*What to produce*: Check each line of the data for "name" and select those that have it.

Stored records
******

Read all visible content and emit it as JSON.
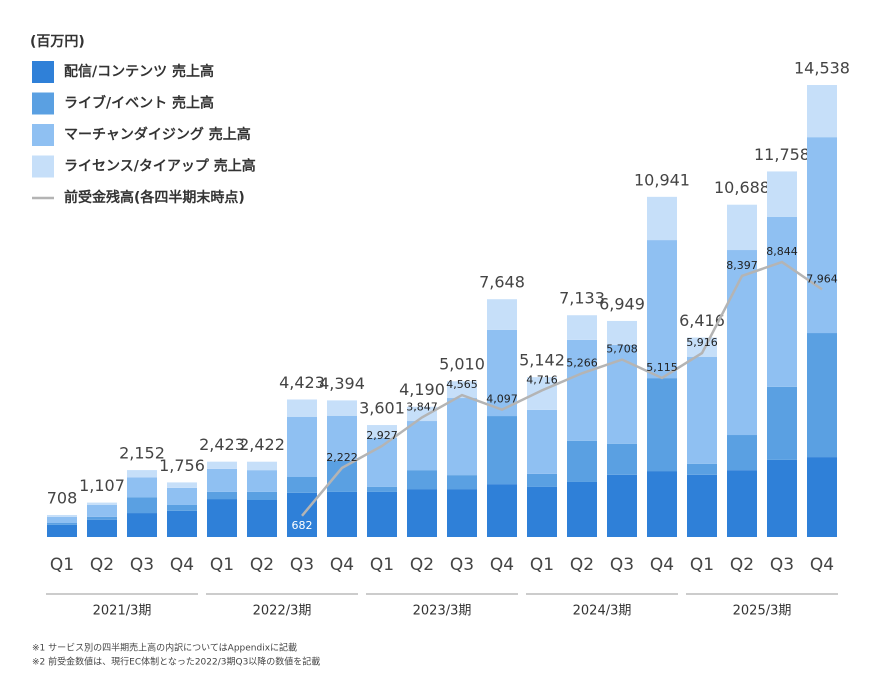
{
  "chart_data": {
    "type": "bar",
    "stacked": true,
    "unit_label": "(百万円)",
    "categories": [
      "Q1",
      "Q2",
      "Q3",
      "Q4",
      "Q1",
      "Q2",
      "Q3",
      "Q4",
      "Q1",
      "Q2",
      "Q3",
      "Q4",
      "Q1",
      "Q2",
      "Q3",
      "Q4",
      "Q1",
      "Q2",
      "Q3",
      "Q4"
    ],
    "groups": [
      "2021/3期",
      "2022/3期",
      "2023/3期",
      "2024/3期",
      "2025/3期"
    ],
    "series": [
      {
        "name": "配信/コンテンツ 売上高",
        "color": "#2f80d8",
        "values": [
          390,
          550,
          770,
          840,
          1220,
          1190,
          1420,
          1450,
          1450,
          1540,
          1540,
          1700,
          1610,
          1770,
          2000,
          2120,
          2000,
          2150,
          2480,
          2570
        ]
      },
      {
        "name": "ライブ/イベント 売上高",
        "color": "#5aa0e2",
        "values": [
          60,
          100,
          510,
          190,
          230,
          260,
          510,
          1000,
          160,
          610,
          450,
          2190,
          420,
          1320,
          1000,
          2990,
          350,
          1130,
          2350,
          3990
        ]
      },
      {
        "name": "マーチャンダイジング 売上高",
        "color": "#8fc0f2",
        "values": [
          200,
          380,
          640,
          550,
          740,
          700,
          1930,
          1450,
          1580,
          1580,
          2480,
          2770,
          2060,
          3250,
          3180,
          4440,
          3440,
          5950,
          5470,
          6300
        ]
      },
      {
        "name": "ライセンス/タイアップ 売上高",
        "color": "#c6dff9",
        "values": [
          58,
          77,
          232,
          176,
          233,
          272,
          563,
          494,
          411,
          460,
          540,
          988,
          1052,
          793,
          769,
          1391,
          626,
          1458,
          1458,
          1678
        ]
      },
      {
        "name": "前受金残高(各四半期末時点)",
        "type": "line",
        "color": "#b4b4b4",
        "values": [
          null,
          null,
          null,
          null,
          null,
          null,
          682,
          2222,
          2927,
          3847,
          4565,
          4097,
          4716,
          5266,
          5708,
          5115,
          5916,
          8397,
          8844,
          7964
        ],
        "value_labels": [
          null,
          null,
          null,
          null,
          null,
          null,
          "682",
          "2,222",
          "2,927",
          "3,847",
          "4,565",
          "4,097",
          "4,716",
          "5,266",
          "5,708",
          "5,115",
          "5,916",
          "8,397",
          "8,844",
          "7,964"
        ]
      }
    ],
    "totals": [
      708,
      1107,
      2152,
      1756,
      2423,
      2422,
      4423,
      4394,
      3601,
      4190,
      5010,
      7648,
      5142,
      7133,
      6949,
      10941,
      6416,
      10688,
      11758,
      14538
    ],
    "total_labels": [
      "708",
      "1,107",
      "2,152",
      "1,756",
      "2,423",
      "2,422",
      "4,423",
      "4,394",
      "3,601",
      "4,190",
      "5,010",
      "7,648",
      "5,142",
      "7,133",
      "6,949",
      "10,941",
      "6,416",
      "10,688",
      "11,758",
      "14,538"
    ],
    "notes": [
      "※1 サービス別の四半期売上高の内訳についてはAppendixに記載",
      "※2 前受金数値は、現行EC体制となった2022/3期Q3以降の数値を記載"
    ]
  }
}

******

*Answer below*:
        "name": "配信/コンテンツ 売上高",
        "name": "ライブ/イベント 売上高",
        "name": "マーチャンダイジング 売上高",
        "name": "ライセンス/タイアップ 売上高",
        "name": "前受金残高(各四半期末時点)",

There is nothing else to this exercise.